YOUR GOAL:
Each line of the material must be returned exactly.

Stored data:
--- Begin ---

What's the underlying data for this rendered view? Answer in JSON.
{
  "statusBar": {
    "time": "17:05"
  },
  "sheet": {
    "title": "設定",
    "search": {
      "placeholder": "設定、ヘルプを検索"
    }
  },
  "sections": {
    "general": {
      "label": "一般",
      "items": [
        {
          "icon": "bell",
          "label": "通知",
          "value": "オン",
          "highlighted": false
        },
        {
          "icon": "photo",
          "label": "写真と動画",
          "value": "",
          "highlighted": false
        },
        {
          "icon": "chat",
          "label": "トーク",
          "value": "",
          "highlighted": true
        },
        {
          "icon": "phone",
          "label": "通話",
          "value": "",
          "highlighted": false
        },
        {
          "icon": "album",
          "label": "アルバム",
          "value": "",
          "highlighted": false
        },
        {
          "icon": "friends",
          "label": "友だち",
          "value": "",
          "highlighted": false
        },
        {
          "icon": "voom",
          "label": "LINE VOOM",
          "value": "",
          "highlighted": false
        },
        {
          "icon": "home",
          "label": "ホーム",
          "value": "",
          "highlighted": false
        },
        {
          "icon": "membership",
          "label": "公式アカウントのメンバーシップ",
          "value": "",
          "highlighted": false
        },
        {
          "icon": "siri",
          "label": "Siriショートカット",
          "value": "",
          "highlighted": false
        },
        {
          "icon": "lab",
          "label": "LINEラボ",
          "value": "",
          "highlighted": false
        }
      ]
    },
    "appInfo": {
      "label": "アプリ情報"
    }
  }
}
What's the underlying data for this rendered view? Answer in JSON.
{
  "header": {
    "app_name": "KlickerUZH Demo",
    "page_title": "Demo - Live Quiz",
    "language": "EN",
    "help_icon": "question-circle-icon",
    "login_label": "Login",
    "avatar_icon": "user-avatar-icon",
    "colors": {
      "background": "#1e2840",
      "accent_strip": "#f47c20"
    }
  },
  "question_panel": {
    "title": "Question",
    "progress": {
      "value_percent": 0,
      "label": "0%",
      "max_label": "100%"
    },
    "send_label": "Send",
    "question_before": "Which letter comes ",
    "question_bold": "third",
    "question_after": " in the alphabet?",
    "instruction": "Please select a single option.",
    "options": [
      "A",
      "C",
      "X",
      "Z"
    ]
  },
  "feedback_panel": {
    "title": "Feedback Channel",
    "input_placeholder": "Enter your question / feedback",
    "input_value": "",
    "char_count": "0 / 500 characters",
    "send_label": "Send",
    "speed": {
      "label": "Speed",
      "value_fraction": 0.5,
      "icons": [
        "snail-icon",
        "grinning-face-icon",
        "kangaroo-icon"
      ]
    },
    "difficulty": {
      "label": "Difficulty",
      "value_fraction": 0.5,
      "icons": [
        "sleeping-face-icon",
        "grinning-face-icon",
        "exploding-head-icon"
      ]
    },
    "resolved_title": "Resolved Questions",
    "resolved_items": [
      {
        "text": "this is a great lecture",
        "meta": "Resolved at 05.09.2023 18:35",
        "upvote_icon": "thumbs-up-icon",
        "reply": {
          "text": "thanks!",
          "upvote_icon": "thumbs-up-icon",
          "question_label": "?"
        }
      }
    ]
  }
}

--- End ---

TASK SOLUTION:
What's the underlying data for this rendered view? Answer in JSON.
{
  "statusBar": {
    "time": "17:05"
  },
  "sheet": {
    "title": "設定",
    "search": {
      "placeholder": "設定、ヘルプを検索"
    }
  },
  "sections": {
    "general": {
      "label": "一般",
      "items": [
        {
          "icon": "bell",
          "label": "通知",
          "value": "オン",
          "highlighted": false
        },
        {
          "icon": "photo",
          "label": "写真と動画",
          "value": "",
          "highlighted": false
        },
        {
          "icon": "chat",
          "label": "トーク",
          "value": "",
          "highlighted": true
        },
        {
          "icon": "phone",
          "label": "通話",
          "value": "",
          "highlighted": false
        },
        {
          "icon": "album",
          "label": "アルバム",
          "value": "",
          "highlighted": false
        },
        {
          "icon": "friends",
          "label": "友だち",
          "value": "",
          "highlighted": false
        },
        {
          "icon": "voom",
          "label": "LINE VOOM",
          "value": "",
          "highlighted": false
        },
        {
          "icon": "home",
          "label": "ホーム",
          "value": "",
          "highlighted": false
        },
        {
          "icon": "membership",
          "label": "公式アカウントのメンバーシップ",
          "value": "",
          "highlighted": false
        },
        {
          "icon": "siri",
          "label": "Siriショートカット",
          "value": "",
          "highlighted": false
        },
        {
          "icon": "lab",
          "label": "LINEラボ",
          "value": "",
          "highlighted": false
        }
      ]
    },
    "appInfo": {
      "label": "アプリ情報"
    }
  }
}
What's the underlying data for this rendered view? Answer in JSON.
{
  "header": {
    "app_name": "KlickerUZH Demo",
    "page_title": "Demo - Live Quiz",
    "language": "EN",
    "help_icon": "question-circle-icon",
    "login_label": "Login",
    "avatar_icon": "user-avatar-icon",
    "colors": {
      "background": "#1e2840",
      "accent_strip": "#f47c20"
    }
  },
  "question_panel": {
    "title": "Question",
    "progress": {
      "value_percent": 0,
      "label": "0%",
      "max_label": "100%"
    },
    "send_label": "Send",
    "question_before": "Which letter comes ",
    "question_bold": "third",
    "question_after": " in the alphabet?",
    "instruction": "Please select a single option.",
    "options": [
      "A",
      "C",
      "X",
      "Z"
    ]
  },
  "feedback_panel": {
    "title": "Feedback Channel",
    "input_placeholder": "Enter your question / feedback",
    "input_value": "",
    "char_count": "0 / 500 characters",
    "send_label": "Send",
    "speed": {
      "label": "Speed",
      "value_fraction": 0.5,
      "icons": [
        "snail-icon",
        "grinning-face-icon",
        "kangaroo-icon"
      ]
    },
    "difficulty": {
      "label": "Difficulty",
      "value_fraction": 0.5,
      "icons": [
        "sleeping-face-icon",
        "grinning-face-icon",
        "exploding-head-icon"
      ]
    },
    "resolved_title": "Resolved Questions",
    "resolved_items": [
      {
        "text": "this is a great lecture",
        "meta": "Resolved at 05.09.2023 18:35",
        "upvote_icon": "thumbs-up-icon",
        "reply": {
          "text": "thanks!",
          "upvote_icon": "thumbs-up-icon",
          "question_label": "?"
        }
      }
    ]
  }
}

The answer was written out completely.